> DESCRIPTION OF THE TASK
What follows is a listing; restate every line of it word for word.

> Records from a data source
<<<<

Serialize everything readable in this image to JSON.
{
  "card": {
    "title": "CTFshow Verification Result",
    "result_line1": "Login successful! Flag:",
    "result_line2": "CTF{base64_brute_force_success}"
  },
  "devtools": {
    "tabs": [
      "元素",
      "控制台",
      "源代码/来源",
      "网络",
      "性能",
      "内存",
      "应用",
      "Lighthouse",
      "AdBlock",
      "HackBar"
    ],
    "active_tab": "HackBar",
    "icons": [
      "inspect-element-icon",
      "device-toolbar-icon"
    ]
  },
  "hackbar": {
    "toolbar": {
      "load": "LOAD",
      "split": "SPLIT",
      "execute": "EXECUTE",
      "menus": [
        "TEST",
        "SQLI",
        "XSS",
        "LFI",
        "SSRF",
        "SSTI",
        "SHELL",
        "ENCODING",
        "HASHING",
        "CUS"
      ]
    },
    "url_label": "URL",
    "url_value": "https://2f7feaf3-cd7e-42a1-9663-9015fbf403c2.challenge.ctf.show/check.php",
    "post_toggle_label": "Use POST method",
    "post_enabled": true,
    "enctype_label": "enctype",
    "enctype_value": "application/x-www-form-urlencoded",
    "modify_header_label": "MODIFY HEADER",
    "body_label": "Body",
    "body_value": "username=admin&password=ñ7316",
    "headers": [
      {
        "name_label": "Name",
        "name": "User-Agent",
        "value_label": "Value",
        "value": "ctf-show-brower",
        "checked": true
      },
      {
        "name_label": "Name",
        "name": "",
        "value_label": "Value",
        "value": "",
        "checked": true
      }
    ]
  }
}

>>>>

> THE SOLUTION
Serialize everything readable in this image to JSON.
{
  "card": {
    "title": "CTFshow Verification Result",
    "result_line1": "Login successful! Flag:",
    "result_line2": "CTF{base64_brute_force_success}"
  },
  "devtools": {
    "tabs": [
      "元素",
      "控制台",
      "源代码/来源",
      "网络",
      "性能",
      "内存",
      "应用",
      "Lighthouse",
      "AdBlock",
      "HackBar"
    ],
    "active_tab": "HackBar",
    "icons": [
      "inspect-element-icon",
      "device-toolbar-icon"
    ]
  },
  "hackbar": {
    "toolbar": {
      "load": "LOAD",
      "split": "SPLIT",
      "execute": "EXECUTE",
      "menus": [
        "TEST",
        "SQLI",
        "XSS",
        "LFI",
        "SSRF",
        "SSTI",
        "SHELL",
        "ENCODING",
        "HASHING",
        "CUS"
      ]
    },
    "url_label": "URL",
    "url_value": "https://2f7feaf3-cd7e-42a1-9663-9015fbf403c2.challenge.ctf.show/check.php",
    "post_toggle_label": "Use POST method",
    "post_enabled": true,
    "enctype_label": "enctype",
    "enctype_value": "application/x-www-form-urlencoded",
    "modify_header_label": "MODIFY HEADER",
    "body_label": "Body",
    "body_value": "username=admin&password=ñ7316",
    "headers": [
      {
        "name_label": "Name",
        "name": "User-Agent",
        "value_label": "Value",
        "value": "ctf-show-brower",
        "checked": true
      },
      {
        "name_label": "Name",
        "name": "",
        "value_label": "Value",
        "value": "",
        "checked": true
      }
    ]
  }
}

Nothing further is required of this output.